• _YOUR INSTRUCTIONS_
Return all lines with the word "subtitle" in them.

##########

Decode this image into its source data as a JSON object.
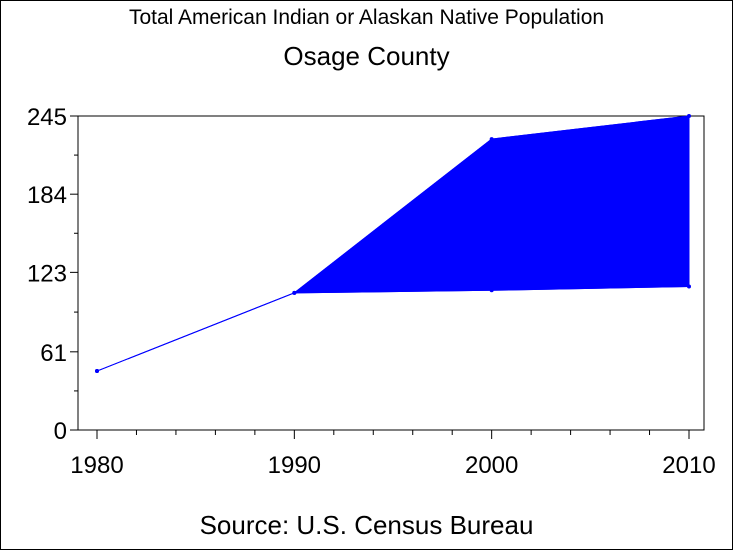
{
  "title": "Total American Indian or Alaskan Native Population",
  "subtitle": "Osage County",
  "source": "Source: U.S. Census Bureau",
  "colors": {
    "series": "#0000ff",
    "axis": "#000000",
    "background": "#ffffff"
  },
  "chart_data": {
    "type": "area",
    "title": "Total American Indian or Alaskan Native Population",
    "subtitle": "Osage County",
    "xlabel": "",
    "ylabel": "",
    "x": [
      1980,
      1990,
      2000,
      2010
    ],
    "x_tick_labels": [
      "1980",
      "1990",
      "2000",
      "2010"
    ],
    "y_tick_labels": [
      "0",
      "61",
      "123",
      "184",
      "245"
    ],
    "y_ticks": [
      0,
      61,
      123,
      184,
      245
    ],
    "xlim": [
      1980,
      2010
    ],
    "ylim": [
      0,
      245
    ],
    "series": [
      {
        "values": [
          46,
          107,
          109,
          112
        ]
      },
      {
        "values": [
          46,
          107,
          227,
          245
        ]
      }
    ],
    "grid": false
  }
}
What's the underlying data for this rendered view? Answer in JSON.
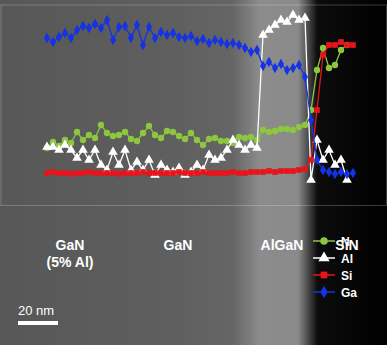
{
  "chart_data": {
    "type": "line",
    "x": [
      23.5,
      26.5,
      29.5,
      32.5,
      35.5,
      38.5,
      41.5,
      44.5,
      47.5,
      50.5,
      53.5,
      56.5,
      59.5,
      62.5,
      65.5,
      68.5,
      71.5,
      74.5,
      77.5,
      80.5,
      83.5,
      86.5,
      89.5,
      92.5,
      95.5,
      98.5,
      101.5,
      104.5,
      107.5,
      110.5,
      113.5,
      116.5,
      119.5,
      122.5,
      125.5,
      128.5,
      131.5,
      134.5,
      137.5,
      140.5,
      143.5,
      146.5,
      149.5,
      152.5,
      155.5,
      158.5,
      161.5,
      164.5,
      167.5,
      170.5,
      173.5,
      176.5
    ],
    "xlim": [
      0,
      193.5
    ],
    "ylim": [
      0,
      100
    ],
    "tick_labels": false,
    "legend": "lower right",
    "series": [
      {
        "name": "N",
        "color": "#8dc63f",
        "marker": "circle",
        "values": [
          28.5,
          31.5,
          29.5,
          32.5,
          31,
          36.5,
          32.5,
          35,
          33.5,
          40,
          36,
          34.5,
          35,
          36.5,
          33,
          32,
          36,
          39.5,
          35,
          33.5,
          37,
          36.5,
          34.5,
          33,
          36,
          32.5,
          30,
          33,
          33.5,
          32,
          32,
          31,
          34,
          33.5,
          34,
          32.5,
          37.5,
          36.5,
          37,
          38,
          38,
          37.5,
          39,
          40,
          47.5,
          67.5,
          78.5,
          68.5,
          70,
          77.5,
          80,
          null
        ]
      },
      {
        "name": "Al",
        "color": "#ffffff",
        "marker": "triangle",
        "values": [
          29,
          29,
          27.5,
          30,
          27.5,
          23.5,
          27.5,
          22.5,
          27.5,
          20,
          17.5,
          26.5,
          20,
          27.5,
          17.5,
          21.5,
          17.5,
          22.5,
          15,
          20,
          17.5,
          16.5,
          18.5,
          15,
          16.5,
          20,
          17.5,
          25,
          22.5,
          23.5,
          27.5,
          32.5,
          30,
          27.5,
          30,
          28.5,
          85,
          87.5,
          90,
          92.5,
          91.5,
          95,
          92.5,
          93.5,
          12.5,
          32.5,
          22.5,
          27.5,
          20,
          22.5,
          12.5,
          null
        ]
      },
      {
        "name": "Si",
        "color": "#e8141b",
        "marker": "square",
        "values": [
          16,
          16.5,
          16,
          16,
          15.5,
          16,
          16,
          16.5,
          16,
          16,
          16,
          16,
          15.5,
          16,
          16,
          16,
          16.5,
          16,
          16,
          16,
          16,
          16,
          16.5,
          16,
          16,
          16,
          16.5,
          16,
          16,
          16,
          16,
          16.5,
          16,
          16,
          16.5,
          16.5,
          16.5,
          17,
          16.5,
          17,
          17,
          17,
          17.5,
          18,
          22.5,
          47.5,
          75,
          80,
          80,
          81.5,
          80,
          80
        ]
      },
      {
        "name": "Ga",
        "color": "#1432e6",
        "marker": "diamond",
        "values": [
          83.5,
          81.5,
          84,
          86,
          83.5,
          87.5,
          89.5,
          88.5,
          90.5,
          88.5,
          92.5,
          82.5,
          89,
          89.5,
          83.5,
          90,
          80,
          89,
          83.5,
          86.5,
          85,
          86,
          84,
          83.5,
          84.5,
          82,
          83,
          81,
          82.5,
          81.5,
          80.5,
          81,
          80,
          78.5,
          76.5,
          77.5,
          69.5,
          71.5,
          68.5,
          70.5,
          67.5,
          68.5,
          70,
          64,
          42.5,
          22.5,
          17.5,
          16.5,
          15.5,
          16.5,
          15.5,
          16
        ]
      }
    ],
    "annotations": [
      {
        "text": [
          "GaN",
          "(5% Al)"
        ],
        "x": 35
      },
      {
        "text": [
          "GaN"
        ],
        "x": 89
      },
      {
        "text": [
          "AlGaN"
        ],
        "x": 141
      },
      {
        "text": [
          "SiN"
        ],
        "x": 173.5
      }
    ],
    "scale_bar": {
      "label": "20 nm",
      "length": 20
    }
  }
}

##########

• _ANSWER TO THE PROBLEM_
  "subtitle": "Osage County",
    "subtitle": "Osage County",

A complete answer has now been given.